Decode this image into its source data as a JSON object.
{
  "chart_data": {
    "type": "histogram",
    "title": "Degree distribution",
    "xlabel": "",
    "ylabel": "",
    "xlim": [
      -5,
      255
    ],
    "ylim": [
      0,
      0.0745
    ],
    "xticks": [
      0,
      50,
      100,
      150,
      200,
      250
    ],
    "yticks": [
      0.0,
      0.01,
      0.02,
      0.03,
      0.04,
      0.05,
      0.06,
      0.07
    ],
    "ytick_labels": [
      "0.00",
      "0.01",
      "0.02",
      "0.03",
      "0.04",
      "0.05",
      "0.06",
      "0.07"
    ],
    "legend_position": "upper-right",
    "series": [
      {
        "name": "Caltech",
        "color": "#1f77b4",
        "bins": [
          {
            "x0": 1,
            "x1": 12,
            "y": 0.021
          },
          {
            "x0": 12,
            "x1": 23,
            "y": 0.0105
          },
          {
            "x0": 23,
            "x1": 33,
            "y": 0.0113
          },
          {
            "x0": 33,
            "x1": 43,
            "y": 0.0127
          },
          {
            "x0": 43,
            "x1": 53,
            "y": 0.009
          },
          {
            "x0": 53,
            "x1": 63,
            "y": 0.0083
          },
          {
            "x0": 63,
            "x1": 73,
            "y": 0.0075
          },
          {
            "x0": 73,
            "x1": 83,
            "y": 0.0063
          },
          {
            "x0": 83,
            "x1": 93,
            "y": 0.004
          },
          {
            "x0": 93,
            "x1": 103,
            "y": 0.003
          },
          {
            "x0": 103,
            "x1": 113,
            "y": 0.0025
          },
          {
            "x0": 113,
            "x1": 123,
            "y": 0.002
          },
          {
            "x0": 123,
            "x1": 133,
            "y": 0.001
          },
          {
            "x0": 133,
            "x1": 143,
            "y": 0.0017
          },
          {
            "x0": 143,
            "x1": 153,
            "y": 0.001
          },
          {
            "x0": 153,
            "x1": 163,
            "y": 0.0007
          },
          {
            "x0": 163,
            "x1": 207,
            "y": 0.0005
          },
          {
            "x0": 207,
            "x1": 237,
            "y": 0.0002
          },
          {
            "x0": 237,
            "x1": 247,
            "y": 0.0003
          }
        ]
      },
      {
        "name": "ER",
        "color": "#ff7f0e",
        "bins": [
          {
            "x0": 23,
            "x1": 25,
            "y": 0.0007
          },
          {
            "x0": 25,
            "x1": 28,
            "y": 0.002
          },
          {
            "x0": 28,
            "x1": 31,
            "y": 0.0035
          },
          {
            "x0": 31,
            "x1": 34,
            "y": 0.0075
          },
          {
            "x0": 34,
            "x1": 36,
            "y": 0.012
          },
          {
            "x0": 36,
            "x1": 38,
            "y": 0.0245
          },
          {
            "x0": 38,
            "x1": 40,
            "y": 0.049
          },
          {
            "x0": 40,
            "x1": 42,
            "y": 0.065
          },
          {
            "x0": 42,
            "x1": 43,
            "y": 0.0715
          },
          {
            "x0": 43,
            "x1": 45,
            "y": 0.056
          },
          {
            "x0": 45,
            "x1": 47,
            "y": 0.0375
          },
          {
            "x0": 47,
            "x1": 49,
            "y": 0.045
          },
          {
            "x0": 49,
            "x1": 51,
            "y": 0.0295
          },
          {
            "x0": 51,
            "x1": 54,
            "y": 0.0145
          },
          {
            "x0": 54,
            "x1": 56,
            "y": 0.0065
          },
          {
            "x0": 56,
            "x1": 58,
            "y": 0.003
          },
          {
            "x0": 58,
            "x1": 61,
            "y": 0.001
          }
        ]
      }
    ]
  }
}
------------------------------------
### What the task requires
Take the entries above and copy them out exactly.

### Exercise result
Decode this image into its source data as a JSON object.
{
  "chart_data": {
    "type": "histogram",
    "title": "Degree distribution",
    "xlabel": "",
    "ylabel": "",
    "xlim": [
      -5,
      255
    ],
    "ylim": [
      0,
      0.0745
    ],
    "xticks": [
      0,
      50,
      100,
      150,
      200,
      250
    ],
    "yticks": [
      0.0,
      0.01,
      0.02,
      0.03,
      0.04,
      0.05,
      0.06,
      0.07
    ],
    "ytick_labels": [
      "0.00",
      "0.01",
      "0.02",
      "0.03",
      "0.04",
      "0.05",
      "0.06",
      "0.07"
    ],
    "legend_position": "upper-right",
    "series": [
      {
        "name": "Caltech",
        "color": "#1f77b4",
        "bins": [
          {
            "x0": 1,
            "x1": 12,
            "y": 0.021
          },
          {
            "x0": 12,
            "x1": 23,
            "y": 0.0105
          },
          {
            "x0": 23,
            "x1": 33,
            "y": 0.0113
          },
          {
            "x0": 33,
            "x1": 43,
            "y": 0.0127
          },
          {
            "x0": 43,
            "x1": 53,
            "y": 0.009
          },
          {
            "x0": 53,
            "x1": 63,
            "y": 0.0083
          },
          {
            "x0": 63,
            "x1": 73,
            "y": 0.0075
          },
          {
            "x0": 73,
            "x1": 83,
            "y": 0.0063
          },
          {
            "x0": 83,
            "x1": 93,
            "y": 0.004
          },
          {
            "x0": 93,
            "x1": 103,
            "y": 0.003
          },
          {
            "x0": 103,
            "x1": 113,
            "y": 0.0025
          },
          {
            "x0": 113,
            "x1": 123,
            "y": 0.002
          },
          {
            "x0": 123,
            "x1": 133,
            "y": 0.001
          },
          {
            "x0": 133,
            "x1": 143,
            "y": 0.0017
          },
          {
            "x0": 143,
            "x1": 153,
            "y": 0.001
          },
          {
            "x0": 153,
            "x1": 163,
            "y": 0.0007
          },
          {
            "x0": 163,
            "x1": 207,
            "y": 0.0005
          },
          {
            "x0": 207,
            "x1": 237,
            "y": 0.0002
          },
          {
            "x0": 237,
            "x1": 247,
            "y": 0.0003
          }
        ]
      },
      {
        "name": "ER",
        "color": "#ff7f0e",
        "bins": [
          {
            "x0": 23,
            "x1": 25,
            "y": 0.0007
          },
          {
            "x0": 25,
            "x1": 28,
            "y": 0.002
          },
          {
            "x0": 28,
            "x1": 31,
            "y": 0.0035
          },
          {
            "x0": 31,
            "x1": 34,
            "y": 0.0075
          },
          {
            "x0": 34,
            "x1": 36,
            "y": 0.012
          },
          {
            "x0": 36,
            "x1": 38,
            "y": 0.0245
          },
          {
            "x0": 38,
            "x1": 40,
            "y": 0.049
          },
          {
            "x0": 40,
            "x1": 42,
            "y": 0.065
          },
          {
            "x0": 42,
            "x1": 43,
            "y": 0.0715
          },
          {
            "x0": 43,
            "x1": 45,
            "y": 0.056
          },
          {
            "x0": 45,
            "x1": 47,
            "y": 0.0375
          },
          {
            "x0": 47,
            "x1": 49,
            "y": 0.045
          },
          {
            "x0": 49,
            "x1": 51,
            "y": 0.0295
          },
          {
            "x0": 51,
            "x1": 54,
            "y": 0.0145
          },
          {
            "x0": 54,
            "x1": 56,
            "y": 0.0065
          },
          {
            "x0": 56,
            "x1": 58,
            "y": 0.003
          },
          {
            "x0": 58,
            "x1": 61,
            "y": 0.001
          }
        ]
      }
    ]
  }
}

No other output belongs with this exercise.